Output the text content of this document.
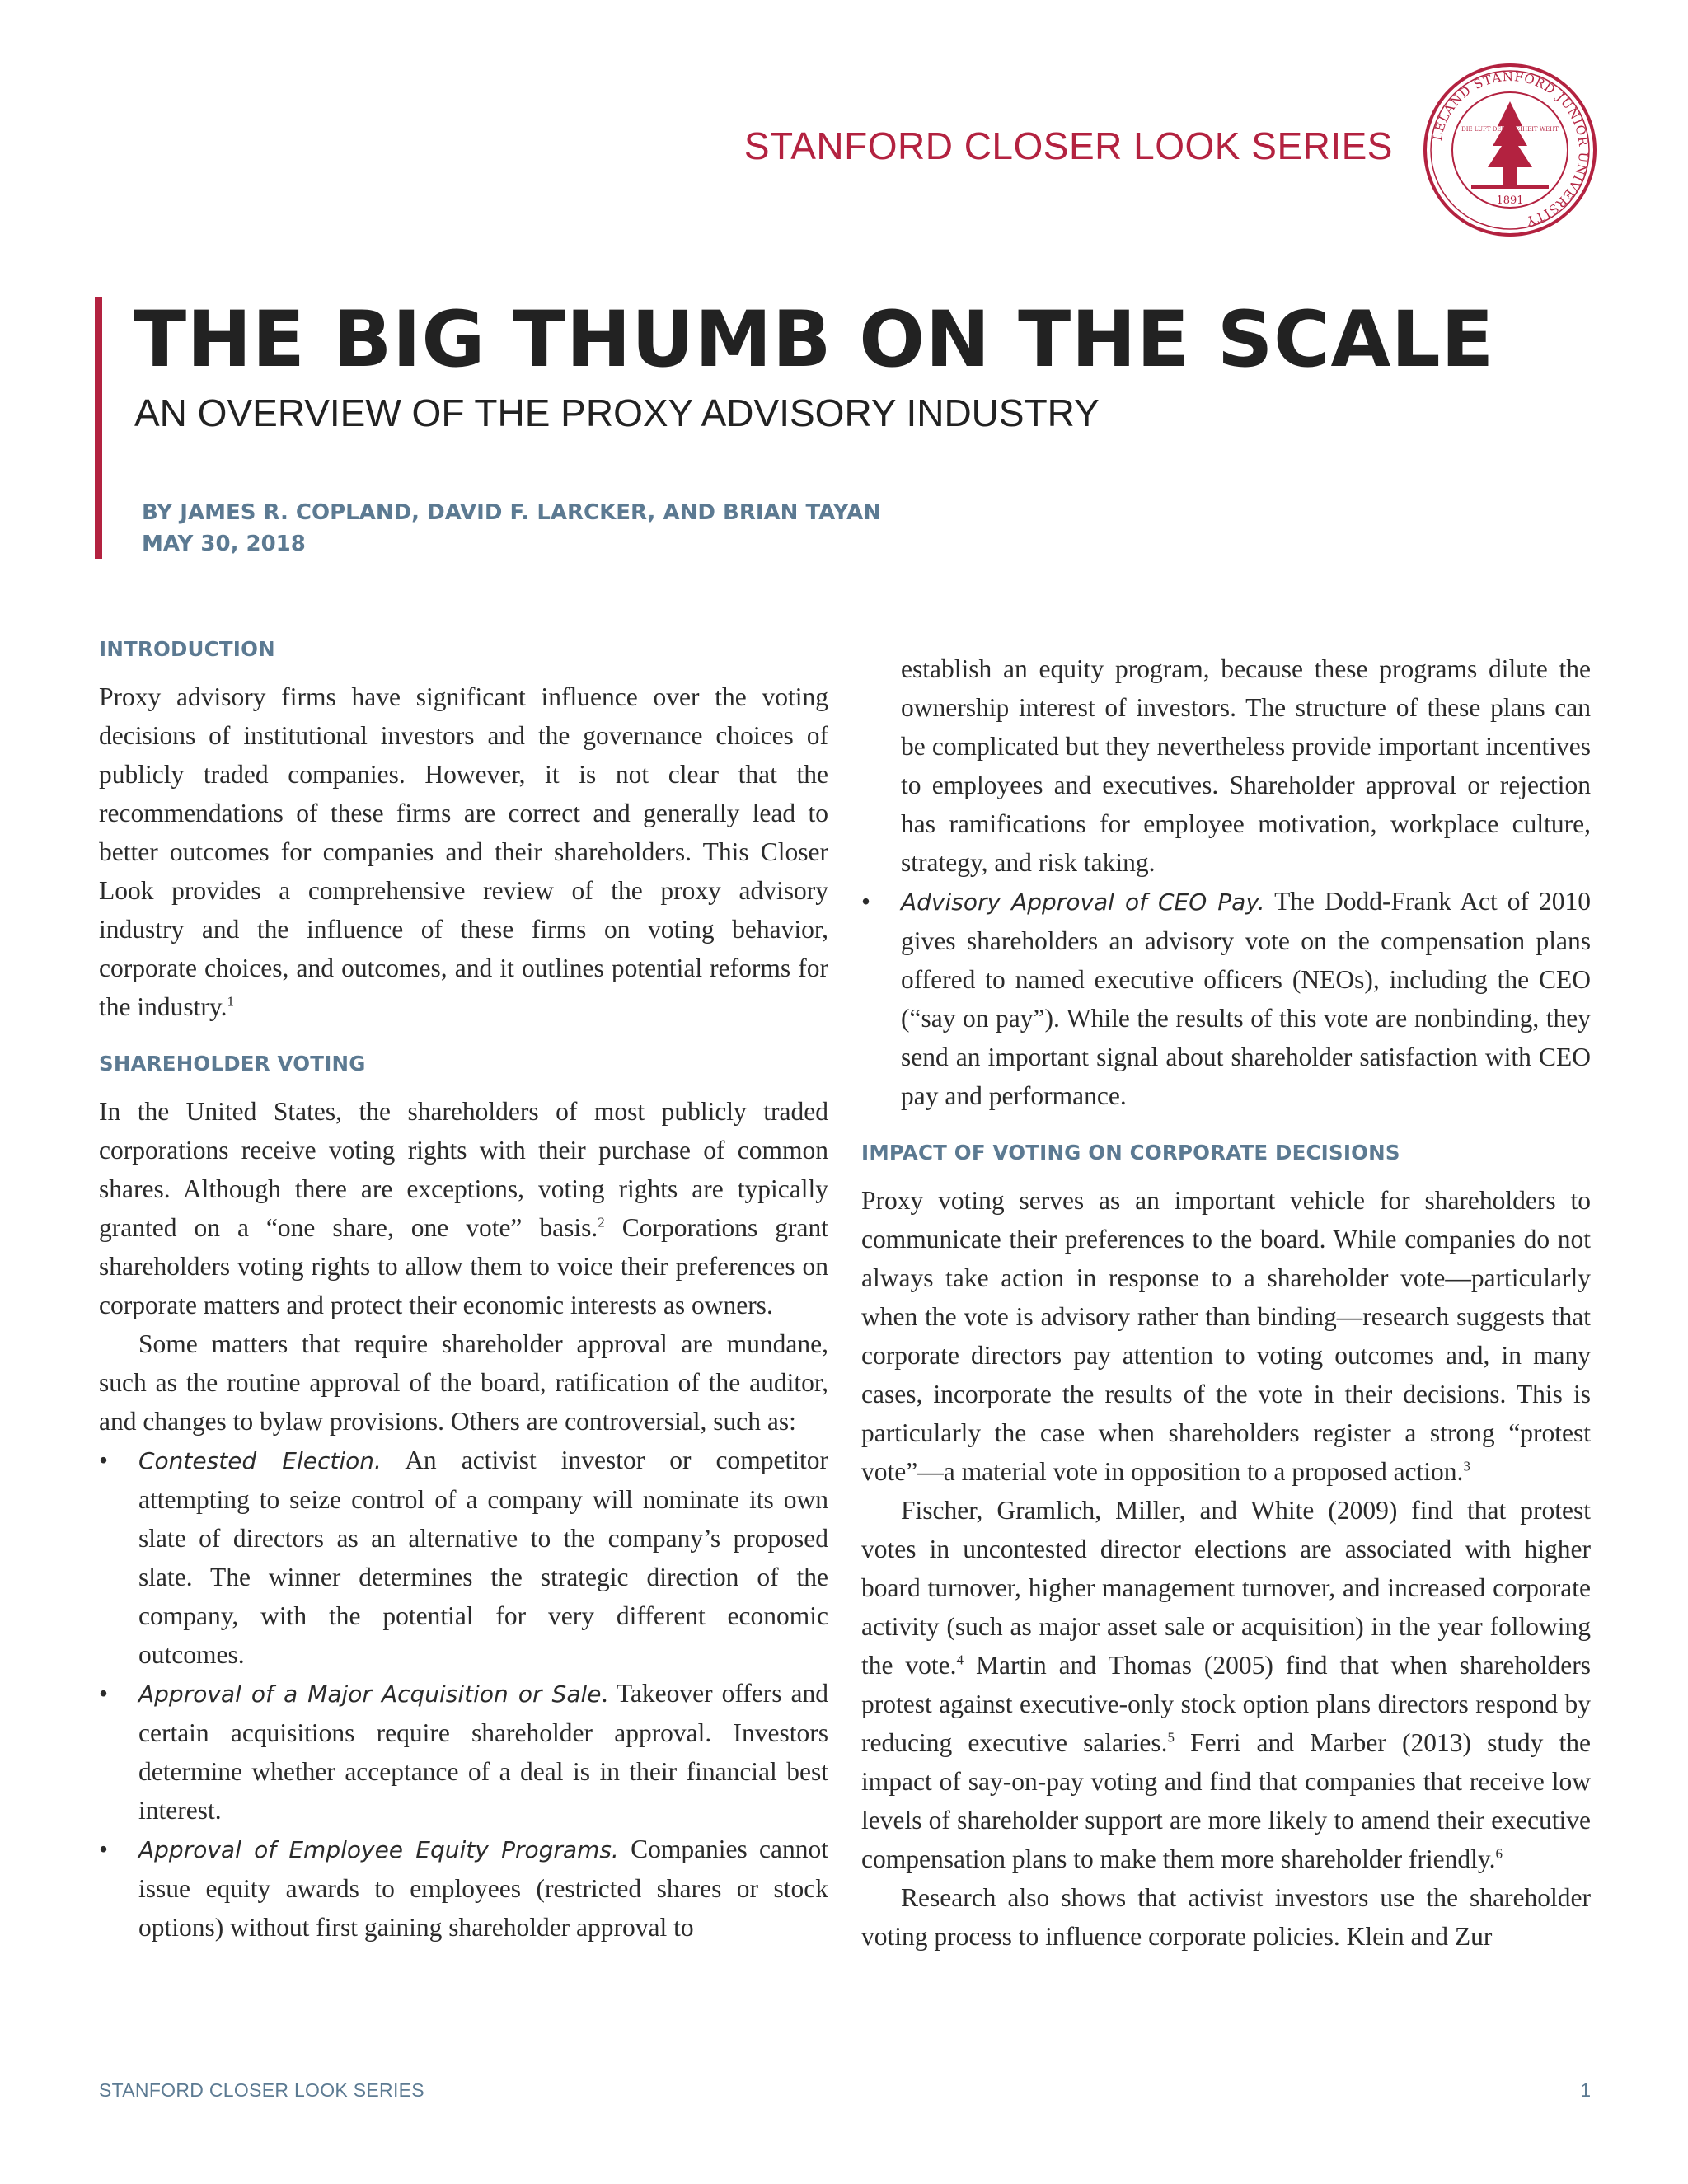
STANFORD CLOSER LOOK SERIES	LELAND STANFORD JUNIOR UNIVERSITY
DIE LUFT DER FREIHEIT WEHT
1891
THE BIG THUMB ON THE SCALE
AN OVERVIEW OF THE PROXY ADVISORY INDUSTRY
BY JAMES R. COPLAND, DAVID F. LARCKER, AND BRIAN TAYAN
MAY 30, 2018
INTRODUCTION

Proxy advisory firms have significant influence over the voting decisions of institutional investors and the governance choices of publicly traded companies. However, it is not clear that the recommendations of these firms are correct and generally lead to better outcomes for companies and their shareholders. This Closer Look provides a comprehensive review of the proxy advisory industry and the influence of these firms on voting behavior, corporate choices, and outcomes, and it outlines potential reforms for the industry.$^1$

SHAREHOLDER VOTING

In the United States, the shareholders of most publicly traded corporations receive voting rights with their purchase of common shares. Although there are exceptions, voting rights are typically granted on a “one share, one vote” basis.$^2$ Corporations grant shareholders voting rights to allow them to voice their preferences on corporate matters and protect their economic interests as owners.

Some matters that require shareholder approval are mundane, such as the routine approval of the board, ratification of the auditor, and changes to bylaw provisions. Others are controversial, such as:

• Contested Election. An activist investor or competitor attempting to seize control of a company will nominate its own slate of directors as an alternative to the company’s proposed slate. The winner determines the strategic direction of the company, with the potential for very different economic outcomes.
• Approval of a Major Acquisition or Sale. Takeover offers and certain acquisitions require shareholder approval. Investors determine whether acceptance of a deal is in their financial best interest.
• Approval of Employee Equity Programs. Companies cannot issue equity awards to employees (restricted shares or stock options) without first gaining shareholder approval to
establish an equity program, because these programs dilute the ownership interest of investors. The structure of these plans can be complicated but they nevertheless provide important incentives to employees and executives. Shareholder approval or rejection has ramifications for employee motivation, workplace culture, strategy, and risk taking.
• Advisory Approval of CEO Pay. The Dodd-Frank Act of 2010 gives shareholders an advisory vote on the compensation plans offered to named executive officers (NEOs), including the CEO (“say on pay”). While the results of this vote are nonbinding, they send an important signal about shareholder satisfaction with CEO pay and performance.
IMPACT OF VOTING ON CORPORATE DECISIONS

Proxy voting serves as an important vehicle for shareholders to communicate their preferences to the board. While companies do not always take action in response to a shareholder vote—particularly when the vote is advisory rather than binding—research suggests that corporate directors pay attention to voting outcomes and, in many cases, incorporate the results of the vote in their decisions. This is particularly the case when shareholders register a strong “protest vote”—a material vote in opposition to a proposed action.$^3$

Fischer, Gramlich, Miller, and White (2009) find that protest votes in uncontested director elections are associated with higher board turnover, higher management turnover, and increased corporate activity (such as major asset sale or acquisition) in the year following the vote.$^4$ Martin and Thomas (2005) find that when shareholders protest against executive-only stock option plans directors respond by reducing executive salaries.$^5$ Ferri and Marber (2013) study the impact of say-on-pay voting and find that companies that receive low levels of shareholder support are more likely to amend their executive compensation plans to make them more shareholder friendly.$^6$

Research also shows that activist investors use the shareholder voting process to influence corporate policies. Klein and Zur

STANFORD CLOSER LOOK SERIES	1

* * *

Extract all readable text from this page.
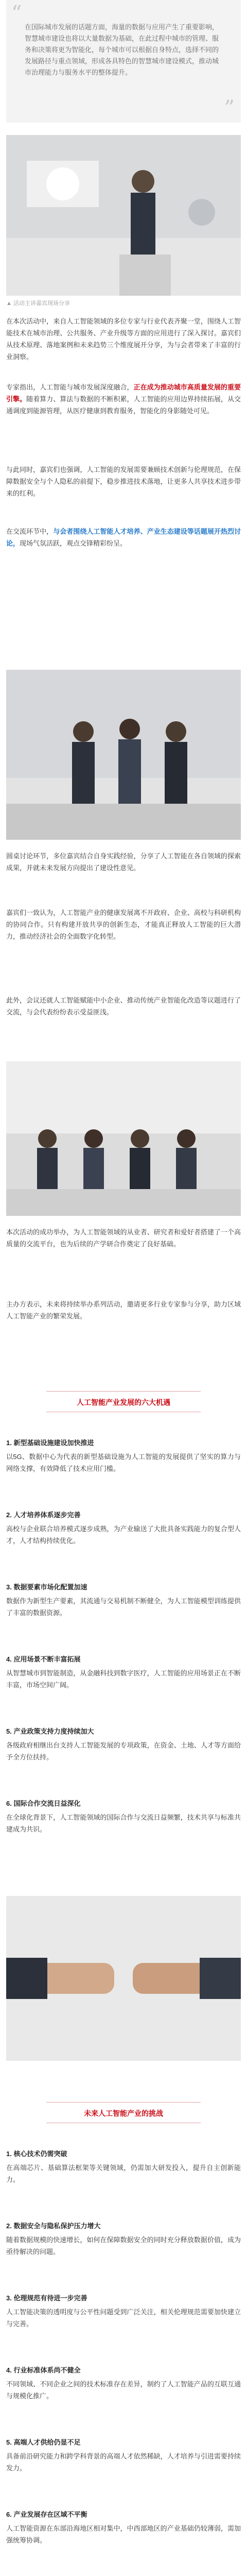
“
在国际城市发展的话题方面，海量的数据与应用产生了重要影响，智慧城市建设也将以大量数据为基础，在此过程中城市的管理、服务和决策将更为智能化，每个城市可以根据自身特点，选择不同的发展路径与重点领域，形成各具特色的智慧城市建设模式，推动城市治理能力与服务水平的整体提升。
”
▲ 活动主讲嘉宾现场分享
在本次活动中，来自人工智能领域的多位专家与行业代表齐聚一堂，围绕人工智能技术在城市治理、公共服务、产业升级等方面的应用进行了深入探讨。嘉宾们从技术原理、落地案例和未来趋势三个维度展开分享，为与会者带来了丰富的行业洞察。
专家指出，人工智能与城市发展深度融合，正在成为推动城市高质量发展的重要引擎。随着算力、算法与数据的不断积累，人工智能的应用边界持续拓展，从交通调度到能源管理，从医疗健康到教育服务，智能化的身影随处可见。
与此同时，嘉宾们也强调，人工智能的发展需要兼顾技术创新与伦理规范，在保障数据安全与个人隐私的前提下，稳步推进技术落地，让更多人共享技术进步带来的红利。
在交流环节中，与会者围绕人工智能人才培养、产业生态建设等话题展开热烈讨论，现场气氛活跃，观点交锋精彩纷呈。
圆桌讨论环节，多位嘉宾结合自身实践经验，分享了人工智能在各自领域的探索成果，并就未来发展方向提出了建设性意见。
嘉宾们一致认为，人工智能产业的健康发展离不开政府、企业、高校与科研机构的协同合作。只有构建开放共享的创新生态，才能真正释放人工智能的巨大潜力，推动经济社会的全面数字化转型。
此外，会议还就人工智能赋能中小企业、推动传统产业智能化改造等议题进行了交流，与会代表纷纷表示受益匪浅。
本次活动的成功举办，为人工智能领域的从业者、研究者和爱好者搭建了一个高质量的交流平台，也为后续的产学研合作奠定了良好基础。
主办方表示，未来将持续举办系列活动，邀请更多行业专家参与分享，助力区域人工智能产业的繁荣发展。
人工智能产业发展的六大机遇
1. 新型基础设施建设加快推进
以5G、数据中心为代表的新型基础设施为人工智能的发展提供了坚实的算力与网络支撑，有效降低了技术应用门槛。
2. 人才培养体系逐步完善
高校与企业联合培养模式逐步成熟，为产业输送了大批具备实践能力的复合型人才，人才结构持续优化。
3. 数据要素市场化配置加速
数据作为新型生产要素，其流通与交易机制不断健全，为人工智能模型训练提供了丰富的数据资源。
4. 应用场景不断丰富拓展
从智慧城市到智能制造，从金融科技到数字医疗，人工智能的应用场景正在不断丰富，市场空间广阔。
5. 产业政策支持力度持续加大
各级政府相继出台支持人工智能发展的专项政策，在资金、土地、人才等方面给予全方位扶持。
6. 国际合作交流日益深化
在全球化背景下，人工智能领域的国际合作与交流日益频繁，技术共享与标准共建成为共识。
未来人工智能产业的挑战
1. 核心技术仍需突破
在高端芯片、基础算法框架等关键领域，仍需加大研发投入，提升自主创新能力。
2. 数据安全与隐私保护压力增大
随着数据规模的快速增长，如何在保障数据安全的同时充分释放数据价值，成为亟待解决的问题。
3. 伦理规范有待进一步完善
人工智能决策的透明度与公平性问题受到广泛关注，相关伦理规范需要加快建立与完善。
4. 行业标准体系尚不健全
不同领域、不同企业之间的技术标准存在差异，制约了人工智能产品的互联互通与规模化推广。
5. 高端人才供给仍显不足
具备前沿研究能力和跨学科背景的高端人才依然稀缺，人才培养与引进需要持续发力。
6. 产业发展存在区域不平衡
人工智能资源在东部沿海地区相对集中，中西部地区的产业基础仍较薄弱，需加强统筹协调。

---

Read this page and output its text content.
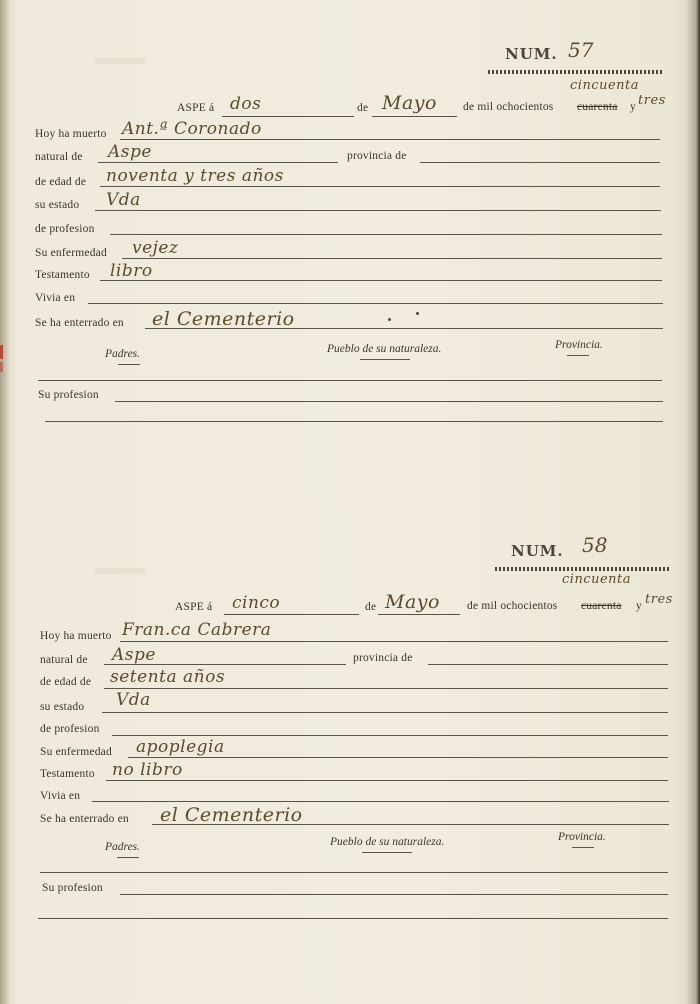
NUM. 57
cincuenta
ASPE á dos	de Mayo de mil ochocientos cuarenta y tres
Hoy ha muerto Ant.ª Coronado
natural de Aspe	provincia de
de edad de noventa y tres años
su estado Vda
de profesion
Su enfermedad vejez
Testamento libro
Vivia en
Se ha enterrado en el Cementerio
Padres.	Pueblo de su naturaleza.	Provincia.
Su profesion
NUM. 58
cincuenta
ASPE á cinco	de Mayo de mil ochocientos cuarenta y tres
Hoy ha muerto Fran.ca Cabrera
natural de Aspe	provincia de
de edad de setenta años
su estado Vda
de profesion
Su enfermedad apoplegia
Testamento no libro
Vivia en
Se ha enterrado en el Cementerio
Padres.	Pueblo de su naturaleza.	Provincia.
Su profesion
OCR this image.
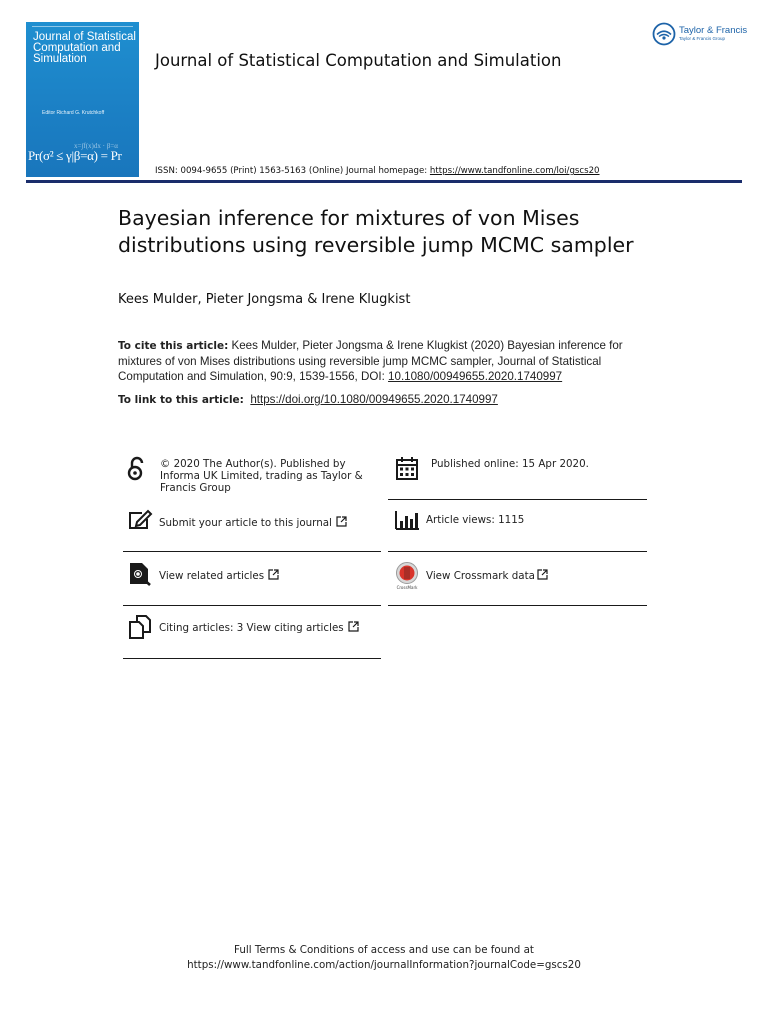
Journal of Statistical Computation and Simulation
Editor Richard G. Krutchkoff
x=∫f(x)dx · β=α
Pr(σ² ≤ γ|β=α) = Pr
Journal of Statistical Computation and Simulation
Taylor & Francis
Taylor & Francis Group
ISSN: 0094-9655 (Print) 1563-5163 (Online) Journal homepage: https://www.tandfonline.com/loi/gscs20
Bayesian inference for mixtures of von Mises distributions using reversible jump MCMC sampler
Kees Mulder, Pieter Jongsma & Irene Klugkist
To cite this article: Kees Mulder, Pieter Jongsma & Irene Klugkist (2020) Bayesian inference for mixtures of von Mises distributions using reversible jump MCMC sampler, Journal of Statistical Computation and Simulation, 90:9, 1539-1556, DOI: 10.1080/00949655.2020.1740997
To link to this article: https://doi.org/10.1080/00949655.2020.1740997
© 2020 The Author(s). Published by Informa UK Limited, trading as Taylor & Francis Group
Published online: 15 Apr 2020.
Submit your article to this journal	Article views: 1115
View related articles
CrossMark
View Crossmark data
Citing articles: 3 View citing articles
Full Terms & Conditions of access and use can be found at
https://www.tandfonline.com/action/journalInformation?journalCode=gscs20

## Task brief:
State the number of lines above that hold the string "mixtures", with nothing added.

## Answer to this problem:
2